━━━ Extracted entries ━━━
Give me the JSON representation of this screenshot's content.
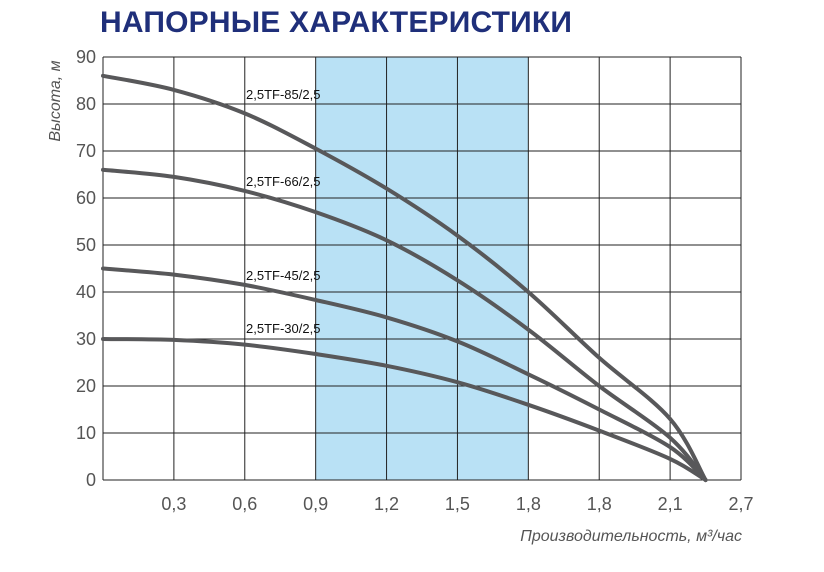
{
  "chart_data": {
    "type": "line",
    "title": "НАПОРНЫЕ ХАРАКТЕРИСТИКИ",
    "ylabel": "Высота, м",
    "xlabel": "Производительность, м³/час",
    "ylim": [
      0,
      90
    ],
    "y_ticks": [
      0,
      10,
      20,
      30,
      40,
      50,
      60,
      70,
      80,
      90
    ],
    "x_categories": [
      "",
      "0,3",
      "0,6",
      "0,9",
      "1,2",
      "1,5",
      "1,8",
      "1,8",
      "2,1",
      "2,7"
    ],
    "grid": true,
    "highlight_band": {
      "from_index": 3,
      "to_index": 6,
      "color": "#b9e1f5"
    },
    "series": [
      {
        "name": "2,5TF-85/2,5",
        "points": [
          [
            0,
            86
          ],
          [
            1,
            83
          ],
          [
            2,
            78
          ],
          [
            3,
            70.5
          ],
          [
            4,
            62
          ],
          [
            5,
            52
          ],
          [
            6,
            40
          ],
          [
            7,
            26
          ],
          [
            8,
            13
          ],
          [
            8.5,
            0
          ]
        ]
      },
      {
        "name": "2,5TF-66/2,5",
        "points": [
          [
            0,
            66
          ],
          [
            1,
            64.5
          ],
          [
            2,
            61.5
          ],
          [
            3,
            57
          ],
          [
            4,
            51
          ],
          [
            5,
            42.5
          ],
          [
            6,
            32
          ],
          [
            7,
            20
          ],
          [
            8,
            9
          ],
          [
            8.5,
            0
          ]
        ]
      },
      {
        "name": "2,5TF-45/2,5",
        "points": [
          [
            0,
            45
          ],
          [
            1,
            43.7
          ],
          [
            2,
            41.5
          ],
          [
            3,
            38.3
          ],
          [
            4,
            34.6
          ],
          [
            5,
            29.5
          ],
          [
            6,
            22.5
          ],
          [
            7,
            15
          ],
          [
            8,
            7
          ],
          [
            8.5,
            0
          ]
        ]
      },
      {
        "name": "2,5TF-30/2,5",
        "points": [
          [
            0,
            30
          ],
          [
            1,
            29.8
          ],
          [
            2,
            28.8
          ],
          [
            3,
            26.8
          ],
          [
            4,
            24.3
          ],
          [
            5,
            20.8
          ],
          [
            6,
            16
          ],
          [
            7,
            10.5
          ],
          [
            8,
            4.5
          ],
          [
            8.5,
            0
          ]
        ]
      }
    ],
    "colors": {
      "curve": "#58585a",
      "grid": "#222222",
      "band": "#b9e1f5",
      "title": "#1f2f7a",
      "text": "#555555"
    }
  }
}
━━━
→ Set problem
Pick out all the lines with the word "name" in them and copy them.

→ Answer to this problem
        "name": "2,5TF-85/2,5",
        "name": "2,5TF-66/2,5",
        "name": "2,5TF-45/2,5",
        "name": "2,5TF-30/2,5",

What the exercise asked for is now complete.